TO BE DONE: Each line containing the word "الإسلامية" needs to be copied.
--- BEGIN EXCERPTED DATA ---
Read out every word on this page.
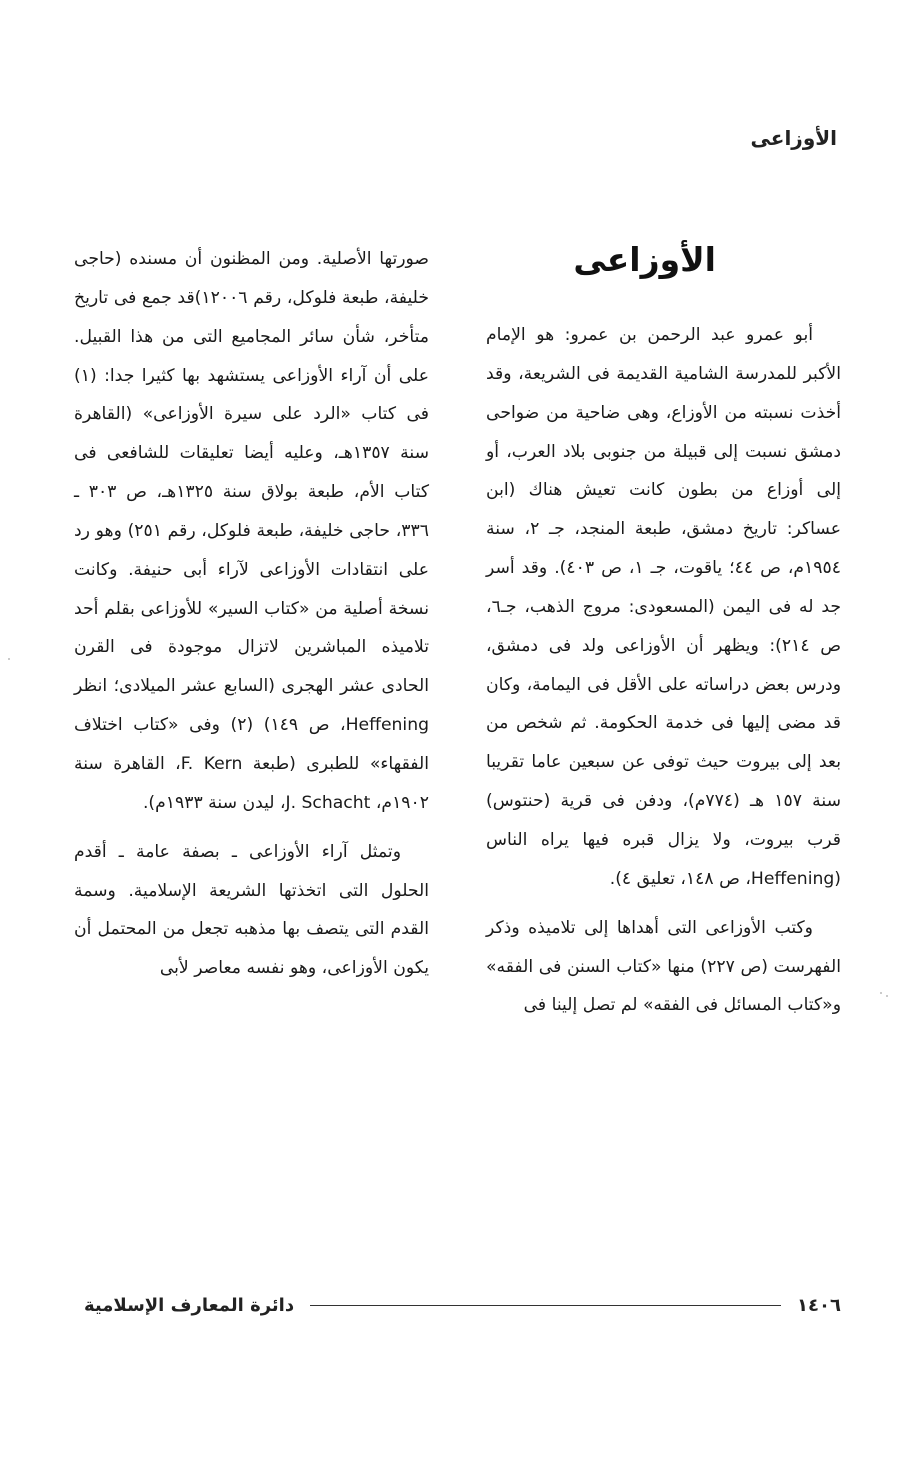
الأوزاعى
الأوزاعى

أبو عمرو عبد الرحمن بن عمرو: هو الإمام الأكبر للمدرسة الشامية القديمة فى الشريعة، وقد أخذت نسبته من الأوزاع، وهى ضاحية من ضواحى دمشق نسبت إلى قبيلة من جنوبى بلاد العرب، أو إلى أوزاع من بطون كانت تعيش هناك (ابن عساكر: تاريخ دمشق، طبعة المنجد، جـ ٢، سنة ١٩٥٤م، ص ٤٤؛ ياقوت، جـ ١، ص ٤٠٣). وقد أسر جد له فى اليمن (المسعودى: مروج الذهب، جـ٦، ص ٢١٤): ويظهر أن الأوزاعى ولد فى دمشق، ودرس بعض دراساته على الأقل فى اليمامة، وكان قد مضى إليها فى خدمة الحكومة. ثم شخص من بعد إلى بيروت حيث توفى عن سبعين عاما تقريبا سنة ١٥٧ هـ (٧٧٤م)، ودفن فى قرية (حنتوس) قرب بيروت، ولا يزال قبره فيها يراه الناس (Heffening، ص ١٤٨، تعليق ٤).

وكتب الأوزاعى التى أهداها إلى تلاميذه وذكر الفهرست (ص ٢٢٧) منها «كتاب السنن فى الفقه» و«كتاب المسائل فى الفقه» لم تصل إلينا فى

صورتها الأصلية. ومن المظنون أن مسنده (حاجى خليفة، طبعة فلوكل، رقم ١٢٠٠٦)قد جمع فى تاريخ متأخر، شأن سائر المجاميع التى من هذا القبيل. على أن آراء الأوزاعى يستشهد بها كثيرا جدا: (١) فى كتاب «الرد على سيرة الأوزاعى» (القاهرة سنة ١٣٥٧هـ، وعليه أيضا تعليقات للشافعى فى كتاب الأم، طبعة بولاق سنة ١٣٢٥هـ، ص ٣٠٣ ـ ٣٣٦، حاجى خليفة، طبعة فلوكل، رقم ٢٥١) وهو رد على انتقادات الأوزاعى لآراء أبى حنيفة. وكانت نسخة أصلية من «كتاب السير» للأوزاعى بقلم أحد تلاميذه المباشرين لاتزال موجودة فى القرن الحادى عشر الهجرى (السابع عشر الميلادى؛ انظر Heffening، ص ١٤٩) (٢) وفى «كتاب اختلاف الفقهاء» للطبرى (طبعة F. Kern، القاهرة سنة ١٩٠٢م، J. Schacht، ليدن سنة ١٩٣٣م).

وتمثل آراء الأوزاعى ـ بصفة عامة ـ أقدم الحلول التى اتخذتها الشريعة الإسلامية. وسمة القدم التى يتصف بها مذهبه تجعل من المحتمل أن يكون الأوزاعى، وهو نفسه معاصر لأبى

١٤٠٦
دائرة المعارف الإسلامية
--- END EXCERPTED DATA ---
OUTPUT BELOW:
وتمثل آراء الأوزاعى ـ بصفة عامة ـ أقدم الحلول التى اتخذتها الشريعة الإسلامية. وسمة القدم التى يتصف بها مذهبه تجعل من المحتمل أن يكون الأوزاعى، وهو نفسه معاصر لأبى
دائرة المعارف الإسلامية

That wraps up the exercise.